→ **AIM**: Scan the lines below; pull out those with "Count".

[begin RECORDS SUPPLIED]

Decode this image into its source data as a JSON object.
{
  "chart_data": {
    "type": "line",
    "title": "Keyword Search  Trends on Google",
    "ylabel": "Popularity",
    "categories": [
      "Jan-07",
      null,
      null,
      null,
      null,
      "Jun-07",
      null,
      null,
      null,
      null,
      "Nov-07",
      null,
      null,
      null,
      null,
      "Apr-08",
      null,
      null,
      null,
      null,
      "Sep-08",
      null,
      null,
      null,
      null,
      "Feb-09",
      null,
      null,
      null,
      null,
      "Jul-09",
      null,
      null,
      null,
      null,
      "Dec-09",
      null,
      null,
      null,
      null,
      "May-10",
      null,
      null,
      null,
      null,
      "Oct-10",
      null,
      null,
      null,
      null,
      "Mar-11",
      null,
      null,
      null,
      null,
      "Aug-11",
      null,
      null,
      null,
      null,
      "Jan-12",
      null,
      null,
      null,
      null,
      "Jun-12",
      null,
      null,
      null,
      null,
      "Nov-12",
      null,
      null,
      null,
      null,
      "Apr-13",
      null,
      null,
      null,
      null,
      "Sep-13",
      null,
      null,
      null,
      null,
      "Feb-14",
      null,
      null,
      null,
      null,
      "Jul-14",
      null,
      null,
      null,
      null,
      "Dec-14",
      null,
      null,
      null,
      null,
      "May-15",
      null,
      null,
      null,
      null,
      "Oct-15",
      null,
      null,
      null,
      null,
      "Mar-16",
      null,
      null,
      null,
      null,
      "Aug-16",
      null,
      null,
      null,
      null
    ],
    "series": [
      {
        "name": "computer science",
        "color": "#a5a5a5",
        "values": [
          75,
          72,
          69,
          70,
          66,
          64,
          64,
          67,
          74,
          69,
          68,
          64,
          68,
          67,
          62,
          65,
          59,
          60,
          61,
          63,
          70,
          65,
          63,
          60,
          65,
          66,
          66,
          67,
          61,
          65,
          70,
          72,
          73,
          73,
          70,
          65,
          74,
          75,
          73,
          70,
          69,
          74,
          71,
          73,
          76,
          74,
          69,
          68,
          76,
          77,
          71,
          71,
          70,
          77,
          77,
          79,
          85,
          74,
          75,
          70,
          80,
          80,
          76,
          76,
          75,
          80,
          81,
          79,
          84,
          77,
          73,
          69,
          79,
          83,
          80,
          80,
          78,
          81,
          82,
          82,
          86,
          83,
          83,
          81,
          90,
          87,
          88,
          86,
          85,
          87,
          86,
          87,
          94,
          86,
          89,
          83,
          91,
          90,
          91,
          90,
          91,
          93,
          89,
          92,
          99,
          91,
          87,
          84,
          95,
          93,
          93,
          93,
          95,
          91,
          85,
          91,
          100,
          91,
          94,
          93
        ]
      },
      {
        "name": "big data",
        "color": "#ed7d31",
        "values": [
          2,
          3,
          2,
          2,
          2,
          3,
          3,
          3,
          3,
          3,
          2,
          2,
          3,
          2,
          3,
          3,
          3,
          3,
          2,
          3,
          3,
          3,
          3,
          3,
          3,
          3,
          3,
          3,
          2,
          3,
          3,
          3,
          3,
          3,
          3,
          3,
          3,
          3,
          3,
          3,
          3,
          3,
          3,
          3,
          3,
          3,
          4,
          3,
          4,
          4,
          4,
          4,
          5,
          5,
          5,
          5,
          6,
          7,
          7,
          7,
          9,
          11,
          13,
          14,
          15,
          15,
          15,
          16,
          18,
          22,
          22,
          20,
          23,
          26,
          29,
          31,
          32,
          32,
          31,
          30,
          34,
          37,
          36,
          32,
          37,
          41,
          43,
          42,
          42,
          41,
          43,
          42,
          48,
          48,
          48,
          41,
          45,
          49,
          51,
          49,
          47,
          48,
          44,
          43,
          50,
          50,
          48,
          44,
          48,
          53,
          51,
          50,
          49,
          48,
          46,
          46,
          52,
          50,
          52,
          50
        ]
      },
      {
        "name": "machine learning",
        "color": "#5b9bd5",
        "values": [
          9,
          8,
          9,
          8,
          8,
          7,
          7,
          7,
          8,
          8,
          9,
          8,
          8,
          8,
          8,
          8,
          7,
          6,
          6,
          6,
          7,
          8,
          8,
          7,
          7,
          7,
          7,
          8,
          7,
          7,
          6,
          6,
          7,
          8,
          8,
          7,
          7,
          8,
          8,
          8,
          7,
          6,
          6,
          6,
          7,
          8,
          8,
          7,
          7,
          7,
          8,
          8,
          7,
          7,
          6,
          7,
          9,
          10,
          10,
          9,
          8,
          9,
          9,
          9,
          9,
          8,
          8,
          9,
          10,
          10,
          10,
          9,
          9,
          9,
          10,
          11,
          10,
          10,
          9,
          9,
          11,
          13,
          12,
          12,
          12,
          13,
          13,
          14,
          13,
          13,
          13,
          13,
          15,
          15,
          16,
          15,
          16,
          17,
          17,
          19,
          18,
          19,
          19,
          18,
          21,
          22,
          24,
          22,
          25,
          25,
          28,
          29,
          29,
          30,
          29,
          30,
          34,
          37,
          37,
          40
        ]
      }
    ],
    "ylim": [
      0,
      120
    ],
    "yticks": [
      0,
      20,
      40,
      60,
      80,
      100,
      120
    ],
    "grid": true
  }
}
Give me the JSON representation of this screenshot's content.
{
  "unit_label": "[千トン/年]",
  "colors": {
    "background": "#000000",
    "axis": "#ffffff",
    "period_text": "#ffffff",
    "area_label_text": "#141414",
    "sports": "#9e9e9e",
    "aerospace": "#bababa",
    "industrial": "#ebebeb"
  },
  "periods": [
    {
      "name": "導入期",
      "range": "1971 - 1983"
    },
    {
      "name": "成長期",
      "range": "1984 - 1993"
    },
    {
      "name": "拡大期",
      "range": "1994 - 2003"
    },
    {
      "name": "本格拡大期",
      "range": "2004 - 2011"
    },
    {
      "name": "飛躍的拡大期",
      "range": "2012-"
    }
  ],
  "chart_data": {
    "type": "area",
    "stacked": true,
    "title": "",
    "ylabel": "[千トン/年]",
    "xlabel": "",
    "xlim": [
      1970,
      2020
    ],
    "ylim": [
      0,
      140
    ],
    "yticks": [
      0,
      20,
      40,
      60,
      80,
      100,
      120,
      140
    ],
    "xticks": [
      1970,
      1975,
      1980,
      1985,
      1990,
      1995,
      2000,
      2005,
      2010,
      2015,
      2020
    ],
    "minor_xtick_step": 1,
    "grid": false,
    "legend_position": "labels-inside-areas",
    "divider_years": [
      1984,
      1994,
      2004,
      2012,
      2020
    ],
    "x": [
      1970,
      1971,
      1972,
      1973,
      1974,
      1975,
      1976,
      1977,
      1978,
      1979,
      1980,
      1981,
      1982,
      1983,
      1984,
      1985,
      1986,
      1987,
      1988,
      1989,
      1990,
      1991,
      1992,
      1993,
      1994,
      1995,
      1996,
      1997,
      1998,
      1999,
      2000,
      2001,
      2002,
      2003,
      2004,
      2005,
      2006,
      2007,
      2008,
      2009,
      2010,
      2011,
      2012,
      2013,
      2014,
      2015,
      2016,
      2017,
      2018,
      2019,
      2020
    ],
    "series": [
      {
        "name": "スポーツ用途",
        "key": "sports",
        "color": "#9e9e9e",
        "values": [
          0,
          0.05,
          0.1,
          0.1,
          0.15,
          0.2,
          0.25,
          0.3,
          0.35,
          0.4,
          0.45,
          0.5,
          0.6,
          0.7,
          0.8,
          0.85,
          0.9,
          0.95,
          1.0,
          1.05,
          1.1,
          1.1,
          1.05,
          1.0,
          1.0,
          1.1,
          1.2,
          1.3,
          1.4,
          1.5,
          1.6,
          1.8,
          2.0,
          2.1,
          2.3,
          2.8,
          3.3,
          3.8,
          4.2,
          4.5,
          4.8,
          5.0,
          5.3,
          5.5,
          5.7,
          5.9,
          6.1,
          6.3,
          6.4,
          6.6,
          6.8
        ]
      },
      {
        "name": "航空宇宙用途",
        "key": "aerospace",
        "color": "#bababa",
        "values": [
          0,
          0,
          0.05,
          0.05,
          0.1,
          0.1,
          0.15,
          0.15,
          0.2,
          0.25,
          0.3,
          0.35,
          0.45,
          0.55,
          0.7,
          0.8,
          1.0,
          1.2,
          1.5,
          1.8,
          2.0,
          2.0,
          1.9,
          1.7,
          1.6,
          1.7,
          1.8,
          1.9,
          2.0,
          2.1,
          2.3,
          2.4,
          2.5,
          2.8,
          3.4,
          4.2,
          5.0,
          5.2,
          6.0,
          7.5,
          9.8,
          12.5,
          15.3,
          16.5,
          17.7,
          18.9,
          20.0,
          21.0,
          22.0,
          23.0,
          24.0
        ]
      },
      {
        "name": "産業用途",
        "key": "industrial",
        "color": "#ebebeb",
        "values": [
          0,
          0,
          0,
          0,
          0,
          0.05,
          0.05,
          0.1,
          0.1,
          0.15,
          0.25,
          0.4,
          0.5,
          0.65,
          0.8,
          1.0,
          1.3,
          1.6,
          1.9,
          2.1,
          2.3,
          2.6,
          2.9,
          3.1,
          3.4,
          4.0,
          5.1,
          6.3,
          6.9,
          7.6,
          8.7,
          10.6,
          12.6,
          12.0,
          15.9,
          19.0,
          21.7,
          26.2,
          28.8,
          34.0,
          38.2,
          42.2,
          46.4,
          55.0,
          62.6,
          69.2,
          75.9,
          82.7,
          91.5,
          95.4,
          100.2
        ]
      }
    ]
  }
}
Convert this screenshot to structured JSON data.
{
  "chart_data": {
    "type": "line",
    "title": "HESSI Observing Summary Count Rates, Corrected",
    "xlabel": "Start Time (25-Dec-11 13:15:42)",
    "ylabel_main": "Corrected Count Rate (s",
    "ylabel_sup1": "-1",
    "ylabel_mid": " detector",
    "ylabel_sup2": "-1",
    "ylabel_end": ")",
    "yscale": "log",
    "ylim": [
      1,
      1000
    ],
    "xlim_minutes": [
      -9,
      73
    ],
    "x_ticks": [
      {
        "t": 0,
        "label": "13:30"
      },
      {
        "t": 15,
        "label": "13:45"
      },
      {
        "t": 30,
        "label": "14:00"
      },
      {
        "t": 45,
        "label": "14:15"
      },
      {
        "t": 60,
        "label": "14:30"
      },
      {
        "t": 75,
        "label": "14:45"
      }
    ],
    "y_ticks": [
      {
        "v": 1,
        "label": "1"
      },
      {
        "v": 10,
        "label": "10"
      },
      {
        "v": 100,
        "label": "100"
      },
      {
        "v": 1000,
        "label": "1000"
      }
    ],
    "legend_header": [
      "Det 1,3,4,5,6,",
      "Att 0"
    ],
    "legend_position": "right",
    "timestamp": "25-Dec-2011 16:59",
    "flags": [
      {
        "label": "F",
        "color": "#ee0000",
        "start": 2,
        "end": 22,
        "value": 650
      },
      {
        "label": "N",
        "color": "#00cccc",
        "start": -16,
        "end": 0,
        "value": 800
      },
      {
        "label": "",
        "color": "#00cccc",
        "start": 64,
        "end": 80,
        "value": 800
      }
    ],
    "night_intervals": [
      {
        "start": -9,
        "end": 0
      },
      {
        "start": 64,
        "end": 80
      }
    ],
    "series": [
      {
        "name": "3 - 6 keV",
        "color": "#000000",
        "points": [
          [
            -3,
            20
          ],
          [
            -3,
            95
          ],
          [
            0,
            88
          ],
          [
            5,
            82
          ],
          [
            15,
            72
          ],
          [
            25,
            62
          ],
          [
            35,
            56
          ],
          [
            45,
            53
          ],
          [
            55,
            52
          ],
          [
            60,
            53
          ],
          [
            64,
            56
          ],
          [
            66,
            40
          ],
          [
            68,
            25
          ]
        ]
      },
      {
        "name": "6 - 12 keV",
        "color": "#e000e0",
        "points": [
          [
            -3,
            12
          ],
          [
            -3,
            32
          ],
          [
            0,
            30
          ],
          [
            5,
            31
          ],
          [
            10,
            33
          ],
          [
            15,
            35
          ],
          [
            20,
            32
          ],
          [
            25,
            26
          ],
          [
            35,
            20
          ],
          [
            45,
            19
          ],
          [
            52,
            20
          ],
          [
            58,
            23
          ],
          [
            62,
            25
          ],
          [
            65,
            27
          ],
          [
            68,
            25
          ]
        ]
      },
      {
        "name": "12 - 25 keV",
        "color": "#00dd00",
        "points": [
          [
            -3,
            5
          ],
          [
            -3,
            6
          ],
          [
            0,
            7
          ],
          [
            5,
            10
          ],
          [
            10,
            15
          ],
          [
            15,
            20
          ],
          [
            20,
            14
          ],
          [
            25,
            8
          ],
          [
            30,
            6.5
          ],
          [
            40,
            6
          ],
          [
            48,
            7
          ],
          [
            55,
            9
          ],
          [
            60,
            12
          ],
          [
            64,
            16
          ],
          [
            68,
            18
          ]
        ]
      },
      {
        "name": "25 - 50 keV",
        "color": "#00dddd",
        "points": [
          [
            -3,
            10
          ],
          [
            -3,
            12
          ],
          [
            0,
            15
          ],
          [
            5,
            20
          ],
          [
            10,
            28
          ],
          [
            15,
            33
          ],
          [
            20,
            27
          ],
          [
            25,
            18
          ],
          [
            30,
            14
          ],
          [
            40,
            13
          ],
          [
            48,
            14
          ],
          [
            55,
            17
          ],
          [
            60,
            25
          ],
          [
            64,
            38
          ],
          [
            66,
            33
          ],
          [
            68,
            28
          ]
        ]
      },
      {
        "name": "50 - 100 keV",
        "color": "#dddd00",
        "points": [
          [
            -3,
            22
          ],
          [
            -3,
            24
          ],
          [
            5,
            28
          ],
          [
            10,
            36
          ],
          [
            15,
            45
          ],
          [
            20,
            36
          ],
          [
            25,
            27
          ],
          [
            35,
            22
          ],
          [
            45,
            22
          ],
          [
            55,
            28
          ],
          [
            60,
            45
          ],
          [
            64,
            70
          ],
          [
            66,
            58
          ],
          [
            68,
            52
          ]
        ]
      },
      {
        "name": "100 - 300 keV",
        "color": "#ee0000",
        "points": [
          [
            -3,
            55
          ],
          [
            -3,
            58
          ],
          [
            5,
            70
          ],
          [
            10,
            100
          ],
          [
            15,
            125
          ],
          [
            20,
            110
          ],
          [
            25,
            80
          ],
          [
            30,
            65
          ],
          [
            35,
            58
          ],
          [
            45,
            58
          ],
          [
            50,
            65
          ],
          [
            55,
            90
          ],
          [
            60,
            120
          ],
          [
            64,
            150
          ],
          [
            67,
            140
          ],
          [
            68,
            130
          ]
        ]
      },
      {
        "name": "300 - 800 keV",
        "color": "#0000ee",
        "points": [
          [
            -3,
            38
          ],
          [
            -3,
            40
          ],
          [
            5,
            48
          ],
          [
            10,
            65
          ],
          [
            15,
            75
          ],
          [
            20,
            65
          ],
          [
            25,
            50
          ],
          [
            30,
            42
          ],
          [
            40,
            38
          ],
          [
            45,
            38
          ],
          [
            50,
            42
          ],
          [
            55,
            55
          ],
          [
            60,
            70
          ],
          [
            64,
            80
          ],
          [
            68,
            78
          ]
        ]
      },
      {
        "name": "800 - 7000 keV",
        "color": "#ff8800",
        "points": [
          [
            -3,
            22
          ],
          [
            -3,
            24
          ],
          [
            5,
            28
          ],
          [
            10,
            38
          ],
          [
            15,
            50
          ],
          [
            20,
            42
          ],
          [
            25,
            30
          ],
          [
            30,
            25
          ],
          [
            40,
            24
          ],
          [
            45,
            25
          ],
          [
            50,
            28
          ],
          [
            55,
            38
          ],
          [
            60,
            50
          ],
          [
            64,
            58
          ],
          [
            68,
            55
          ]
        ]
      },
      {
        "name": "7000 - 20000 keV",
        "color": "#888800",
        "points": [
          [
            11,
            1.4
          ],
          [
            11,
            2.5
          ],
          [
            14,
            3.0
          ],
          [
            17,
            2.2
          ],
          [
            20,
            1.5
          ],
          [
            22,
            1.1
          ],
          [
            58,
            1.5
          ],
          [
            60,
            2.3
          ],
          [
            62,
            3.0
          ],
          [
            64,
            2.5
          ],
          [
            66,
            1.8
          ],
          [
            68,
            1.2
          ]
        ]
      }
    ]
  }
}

[end RECORDS SUPPLIED]

→ **RESULT FOR THIS TASK**:
    "title": "HESSI Observing Summary Count Rates, Corrected",
    "ylabel_main": "Corrected Count Rate (s",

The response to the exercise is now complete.